→ **Your goal**:
Omit every picture and write out the rest of the records exactly.
>>>
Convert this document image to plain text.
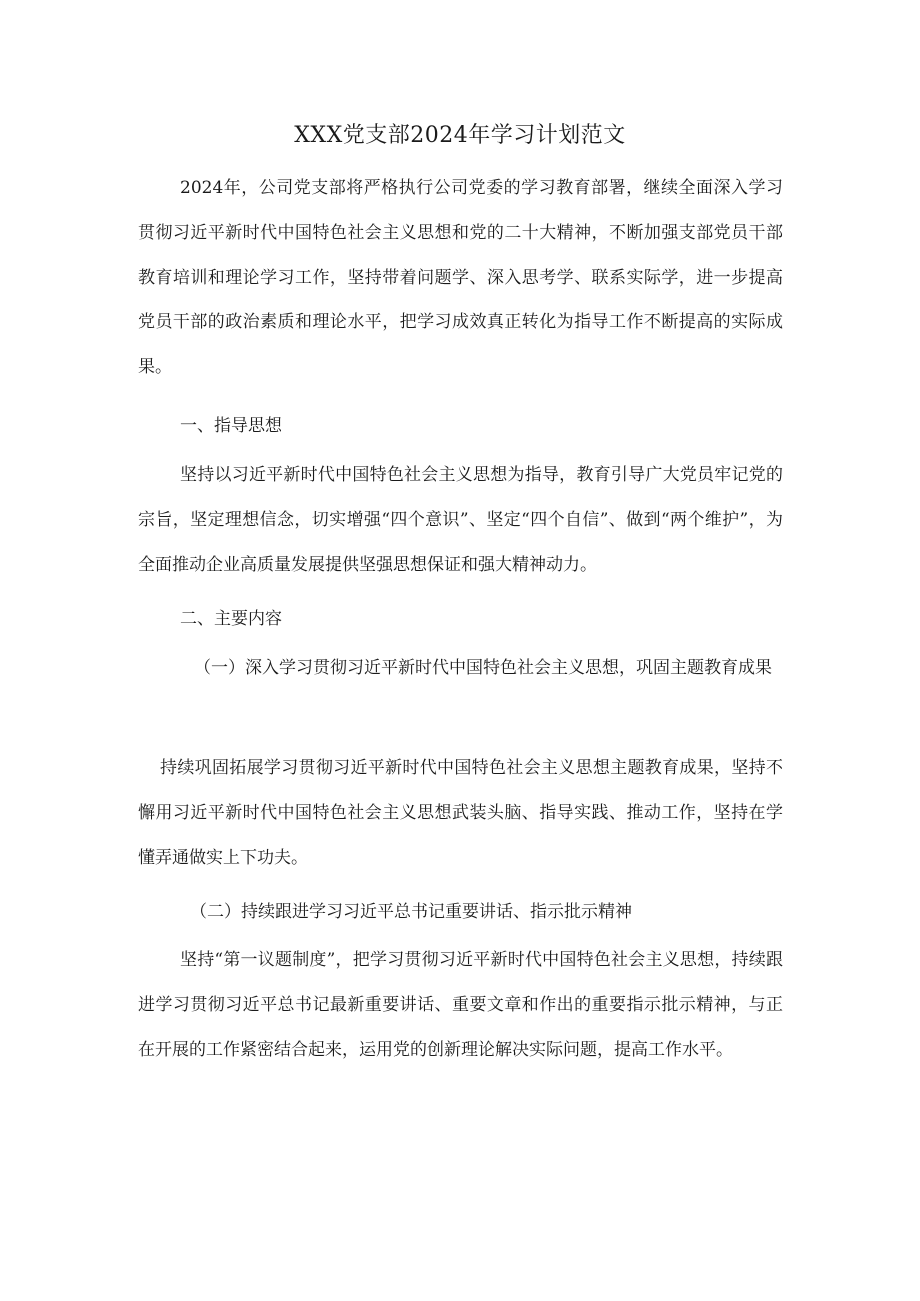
XXX党支部2024年学习计划范文

2024年，公司党支部将严格执行公司党委的学习教育部署，继续全面深入学习贯彻习近平新时代中国特色社会主义思想和党的二十大精神，不断加强支部党员干部教育培训和理论学习工作，坚持带着问题学、深入思考学、联系实际学，进一步提高党员干部的政治素质和理论水平，把学习成效真正转化为指导工作不断提高的实际成果。

一、指导思想

坚持以习近平新时代中国特色社会主义思想为指导，教育引导广大党员牢记党的宗旨，坚定理想信念，切实增强“四个意识”、坚定“四个自信”、做到“两个维护”，为全面推动企业高质量发展提供坚强思想保证和强大精神动力。

二、主要内容

（一）深入学习贯彻习近平新时代中国特色社会主义思想，巩固主题教育成果

持续巩固拓展学习贯彻习近平新时代中国特色社会主义思想主题教育成果，坚持不懈用习近平新时代中国特色社会主义思想武装头脑、指导实践、推动工作，坚持在学懂弄通做实上下功夫。

（二）持续跟进学习习近平总书记重要讲话、指示批示精神

坚持“第一议题制度”，把学习贯彻习近平新时代中国特色社会主义思想，持续跟进学习贯彻习近平总书记最新重要讲话、重要文章和作出的重要指示批示精神，与正在开展的工作紧密结合起来，运用党的创新理论解决实际问题，提高工作水平。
<<<
→ **Complete output**:
Convert this document image to plain text.
XXX党支部2024年学习计划范文

2024年，公司党支部将严格执行公司党委的学习教育部署，继续全面深入学习贯彻习近平新时代中国特色社会主义思想和党的二十大精神，不断加强支部党员干部教育培训和理论学习工作，坚持带着问题学、深入思考学、联系实际学，进一步提高党员干部的政治素质和理论水平，把学习成效真正转化为指导工作不断提高的实际成果。

一、指导思想

坚持以习近平新时代中国特色社会主义思想为指导，教育引导广大党员牢记党的宗旨，坚定理想信念，切实增强“四个意识”、坚定“四个自信”、做到“两个维护”，为全面推动企业高质量发展提供坚强思想保证和强大精神动力。

二、主要内容

（一）深入学习贯彻习近平新时代中国特色社会主义思想，巩固主题教育成果

持续巩固拓展学习贯彻习近平新时代中国特色社会主义思想主题教育成果，坚持不懈用习近平新时代中国特色社会主义思想武装头脑、指导实践、推动工作，坚持在学懂弄通做实上下功夫。

（二）持续跟进学习习近平总书记重要讲话、指示批示精神

坚持“第一议题制度”，把学习贯彻习近平新时代中国特色社会主义思想，持续跟进学习贯彻习近平总书记最新重要讲话、重要文章和作出的重要指示批示精神，与正在开展的工作紧密结合起来，运用党的创新理论解决实际问题，提高工作水平。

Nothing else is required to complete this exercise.